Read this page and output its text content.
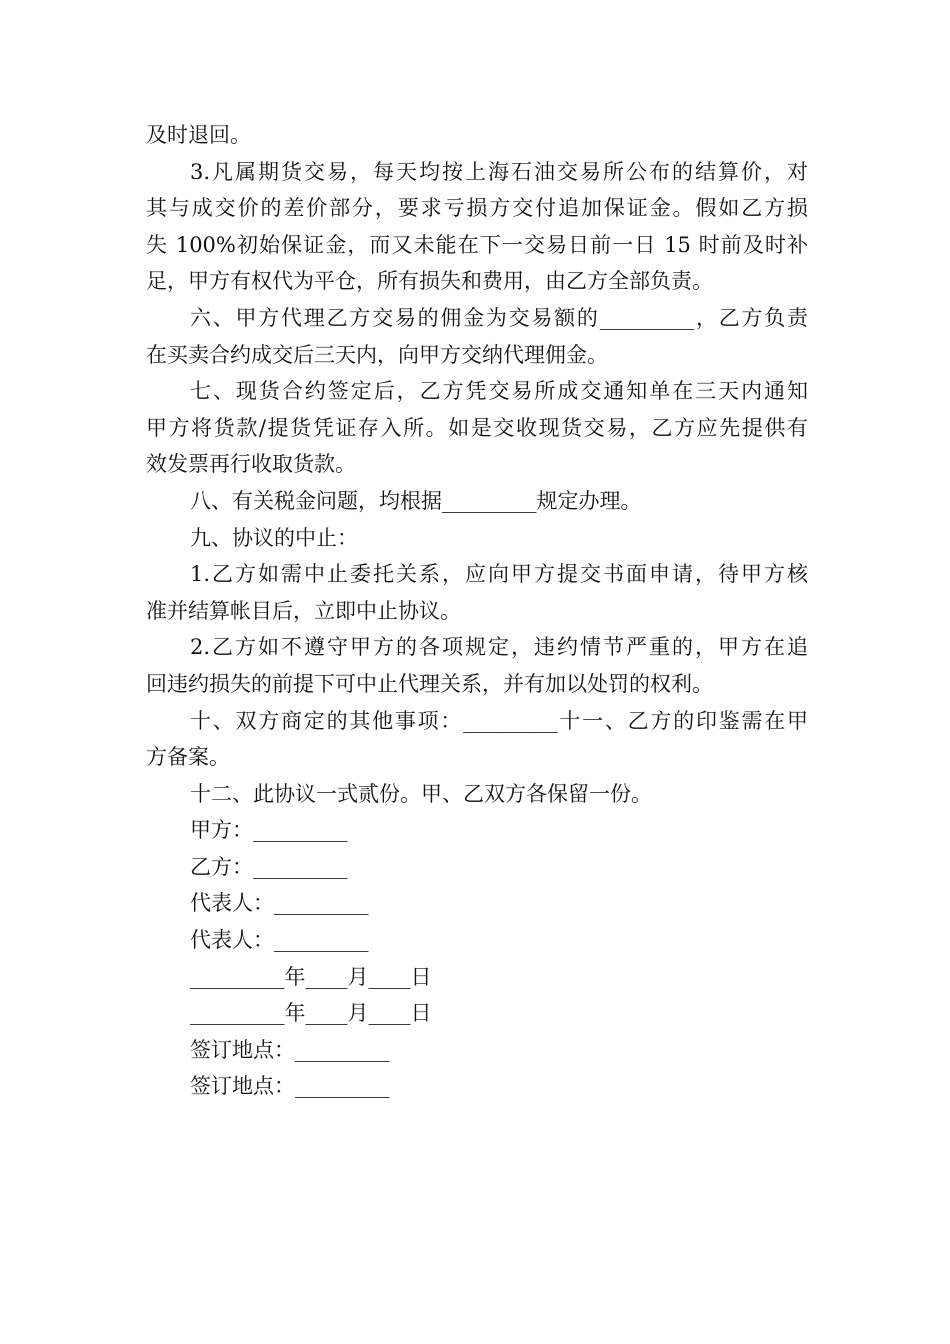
及时退回。
3.凡属期货交易，每天均按上海石油交易所公布的结算价，对
其与成交价的差价部分，要求亏损方交付追加保证金。假如乙方损
失 100%初始保证金，而又未能在下一交易日前一日 15 时前及时补
足，甲方有权代为平仓，所有损失和费用，由乙方全部负责。
六、甲方代理乙方交易的佣金为交易额的_________，乙方负责
在买卖合约成交后三天内，向甲方交纳代理佣金。
七、现货合约签定后，乙方凭交易所成交通知单在三天内通知
甲方将货款/提货凭证存入所。如是交收现货交易，乙方应先提供有
效发票再行收取货款。
八、有关税金问题，均根据_________规定办理。
九、协议的中止：
1.乙方如需中止委托关系，应向甲方提交书面申请，待甲方核
准并结算帐目后，立即中止协议。
2.乙方如不遵守甲方的各项规定，违约情节严重的，甲方在追
回违约损失的前提下可中止代理关系，并有加以处罚的权利。
十、双方商定的其他事项：_________十一、乙方的印鉴需在甲
方备案。
十二、此协议一式贰份。甲、乙双方各保留一份。
甲方：_________
乙方：_________
代表人：_________
代表人：_________
_________年____月____日
_________年____月____日
签订地点：_________
签订地点：_________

◇ ◇ ◇ ◇ ◇ ◇ ◇

◆ **Goal of the exercise**: The records above must be echoed exactly, minus their pictures.

◆ **Solution to this exercise**:
Read this page and output its text content.
及时退回。
3.凡属期货交易，每天均按上海石油交易所公布的结算价，对
其与成交价的差价部分，要求亏损方交付追加保证金。假如乙方损
失 100%初始保证金，而又未能在下一交易日前一日 15 时前及时补
足，甲方有权代为平仓，所有损失和费用，由乙方全部负责。
六、甲方代理乙方交易的佣金为交易额的_________，乙方负责
在买卖合约成交后三天内，向甲方交纳代理佣金。
七、现货合约签定后，乙方凭交易所成交通知单在三天内通知
甲方将货款/提货凭证存入所。如是交收现货交易，乙方应先提供有
效发票再行收取货款。
八、有关税金问题，均根据_________规定办理。
九、协议的中止：
1.乙方如需中止委托关系，应向甲方提交书面申请，待甲方核
准并结算帐目后，立即中止协议。
2.乙方如不遵守甲方的各项规定，违约情节严重的，甲方在追
回违约损失的前提下可中止代理关系，并有加以处罚的权利。
十、双方商定的其他事项：_________十一、乙方的印鉴需在甲
方备案。
十二、此协议一式贰份。甲、乙双方各保留一份。
甲方：_________
乙方：_________
代表人：_________
代表人：_________
_________年____月____日
_________年____月____日
签订地点：_________
签订地点：_________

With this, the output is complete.